* **Directive**
What follows is a set of records; repeat all of them exactly.

☆ ☆ ☆ ☆ ☆

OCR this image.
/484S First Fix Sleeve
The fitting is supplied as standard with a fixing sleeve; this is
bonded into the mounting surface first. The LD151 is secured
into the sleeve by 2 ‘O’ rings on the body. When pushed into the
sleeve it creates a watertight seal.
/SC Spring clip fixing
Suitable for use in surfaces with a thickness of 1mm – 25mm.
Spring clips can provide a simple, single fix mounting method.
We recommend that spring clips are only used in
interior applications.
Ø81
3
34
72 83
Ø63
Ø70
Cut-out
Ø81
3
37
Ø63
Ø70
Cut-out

☆ ☆ ☆ ☆ ☆

* **Task result**
OCR this image.
/484S First Fix Sleeve
The fitting is supplied as standard with a fixing sleeve; this is
bonded into the mounting surface first. The LD151 is secured
into the sleeve by 2 ‘O’ rings on the body. When pushed into the
sleeve it creates a watertight seal.
/SC Spring clip fixing
Suitable for use in surfaces with a thickness of 1mm – 25mm.
Spring clips can provide a simple, single fix mounting method.
We recommend that spring clips are only used in
interior applications.
Ø81
3
34
72 83
Ø63
Ø70
Cut-out
Ø81
3
37
Ø63
Ø70
Cut-out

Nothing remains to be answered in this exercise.